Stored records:
--

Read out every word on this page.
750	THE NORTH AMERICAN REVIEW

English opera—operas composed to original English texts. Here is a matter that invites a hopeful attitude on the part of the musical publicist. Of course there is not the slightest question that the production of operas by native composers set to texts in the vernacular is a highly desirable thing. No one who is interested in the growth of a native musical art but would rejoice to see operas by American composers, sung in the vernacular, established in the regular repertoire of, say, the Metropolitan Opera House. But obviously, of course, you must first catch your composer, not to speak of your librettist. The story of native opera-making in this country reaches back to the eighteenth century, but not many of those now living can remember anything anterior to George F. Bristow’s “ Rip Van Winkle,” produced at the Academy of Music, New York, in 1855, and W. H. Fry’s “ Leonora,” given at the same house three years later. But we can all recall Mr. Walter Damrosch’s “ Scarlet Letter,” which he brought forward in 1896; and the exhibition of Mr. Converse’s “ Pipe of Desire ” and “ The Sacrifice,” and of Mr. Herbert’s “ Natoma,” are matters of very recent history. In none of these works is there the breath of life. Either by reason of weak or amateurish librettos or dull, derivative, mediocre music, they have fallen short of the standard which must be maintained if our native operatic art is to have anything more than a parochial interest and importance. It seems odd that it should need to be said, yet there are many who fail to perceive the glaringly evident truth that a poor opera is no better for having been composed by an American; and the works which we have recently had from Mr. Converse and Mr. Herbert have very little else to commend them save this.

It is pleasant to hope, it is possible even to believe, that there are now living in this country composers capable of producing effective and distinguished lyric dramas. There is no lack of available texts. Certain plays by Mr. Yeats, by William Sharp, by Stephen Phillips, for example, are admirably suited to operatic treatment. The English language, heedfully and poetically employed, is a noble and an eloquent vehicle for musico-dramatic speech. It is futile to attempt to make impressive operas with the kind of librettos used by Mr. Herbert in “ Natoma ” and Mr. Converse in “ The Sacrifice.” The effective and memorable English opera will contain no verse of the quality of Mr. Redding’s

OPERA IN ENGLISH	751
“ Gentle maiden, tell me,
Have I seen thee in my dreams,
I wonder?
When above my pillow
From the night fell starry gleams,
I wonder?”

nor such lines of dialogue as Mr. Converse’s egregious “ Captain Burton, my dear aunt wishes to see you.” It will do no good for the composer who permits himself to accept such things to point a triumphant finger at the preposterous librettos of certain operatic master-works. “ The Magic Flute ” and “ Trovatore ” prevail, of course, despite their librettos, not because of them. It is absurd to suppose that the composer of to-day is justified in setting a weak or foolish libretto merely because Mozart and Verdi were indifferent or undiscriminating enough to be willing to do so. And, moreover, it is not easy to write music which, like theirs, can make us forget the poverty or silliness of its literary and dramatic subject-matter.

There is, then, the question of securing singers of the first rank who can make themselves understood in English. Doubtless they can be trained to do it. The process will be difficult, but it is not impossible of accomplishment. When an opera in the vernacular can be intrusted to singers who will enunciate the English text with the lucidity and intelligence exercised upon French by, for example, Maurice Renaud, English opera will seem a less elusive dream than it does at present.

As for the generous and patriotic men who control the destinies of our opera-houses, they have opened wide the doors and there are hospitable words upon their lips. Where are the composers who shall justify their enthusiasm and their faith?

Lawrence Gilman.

--

> _EXERCISE INSTRUCTIONS_
From the records above, extract every line exactly as it stands.

> _COMPLETE RESPONSE_
Read out every word on this page.
750	THE NORTH AMERICAN REVIEW

English opera—operas composed to original English texts. Here is a matter that invites a hopeful attitude on the part of the musical publicist. Of course there is not the slightest question that the production of operas by native composers set to texts in the vernacular is a highly desirable thing. No one who is interested in the growth of a native musical art but would rejoice to see operas by American composers, sung in the vernacular, established in the regular repertoire of, say, the Metropolitan Opera House. But obviously, of course, you must first catch your composer, not to speak of your librettist. The story of native opera-making in this country reaches back to the eighteenth century, but not many of those now living can remember anything anterior to George F. Bristow’s “ Rip Van Winkle,” produced at the Academy of Music, New York, in 1855, and W. H. Fry’s “ Leonora,” given at the same house three years later. But we can all recall Mr. Walter Damrosch’s “ Scarlet Letter,” which he brought forward in 1896; and the exhibition of Mr. Converse’s “ Pipe of Desire ” and “ The Sacrifice,” and of Mr. Herbert’s “ Natoma,” are matters of very recent history. In none of these works is there the breath of life. Either by reason of weak or amateurish librettos or dull, derivative, mediocre music, they have fallen short of the standard which must be maintained if our native operatic art is to have anything more than a parochial interest and importance. It seems odd that it should need to be said, yet there are many who fail to perceive the glaringly evident truth that a poor opera is no better for having been composed by an American; and the works which we have recently had from Mr. Converse and Mr. Herbert have very little else to commend them save this.

It is pleasant to hope, it is possible even to believe, that there are now living in this country composers capable of producing effective and distinguished lyric dramas. There is no lack of available texts. Certain plays by Mr. Yeats, by William Sharp, by Stephen Phillips, for example, are admirably suited to operatic treatment. The English language, heedfully and poetically employed, is a noble and an eloquent vehicle for musico-dramatic speech. It is futile to attempt to make impressive operas with the kind of librettos used by Mr. Herbert in “ Natoma ” and Mr. Converse in “ The Sacrifice.” The effective and memorable English opera will contain no verse of the quality of Mr. Redding’s

OPERA IN ENGLISH	751
“ Gentle maiden, tell me,
Have I seen thee in my dreams,
I wonder?
When above my pillow
From the night fell starry gleams,
I wonder?”

nor such lines of dialogue as Mr. Converse’s egregious “ Captain Burton, my dear aunt wishes to see you.” It will do no good for the composer who permits himself to accept such things to point a triumphant finger at the preposterous librettos of certain operatic master-works. “ The Magic Flute ” and “ Trovatore ” prevail, of course, despite their librettos, not because of them. It is absurd to suppose that the composer of to-day is justified in setting a weak or foolish libretto merely because Mozart and Verdi were indifferent or undiscriminating enough to be willing to do so. And, moreover, it is not easy to write music which, like theirs, can make us forget the poverty or silliness of its literary and dramatic subject-matter.

There is, then, the question of securing singers of the first rank who can make themselves understood in English. Doubtless they can be trained to do it. The process will be difficult, but it is not impossible of accomplishment. When an opera in the vernacular can be intrusted to singers who will enunciate the English text with the lucidity and intelligence exercised upon French by, for example, Maurice Renaud, English opera will seem a less elusive dream than it does at present.

As for the generous and patriotic men who control the destinies of our opera-houses, they have opened wide the doors and there are hospitable words upon their lips. Where are the composers who shall justify their enthusiasm and their faith?

Lawrence Gilman.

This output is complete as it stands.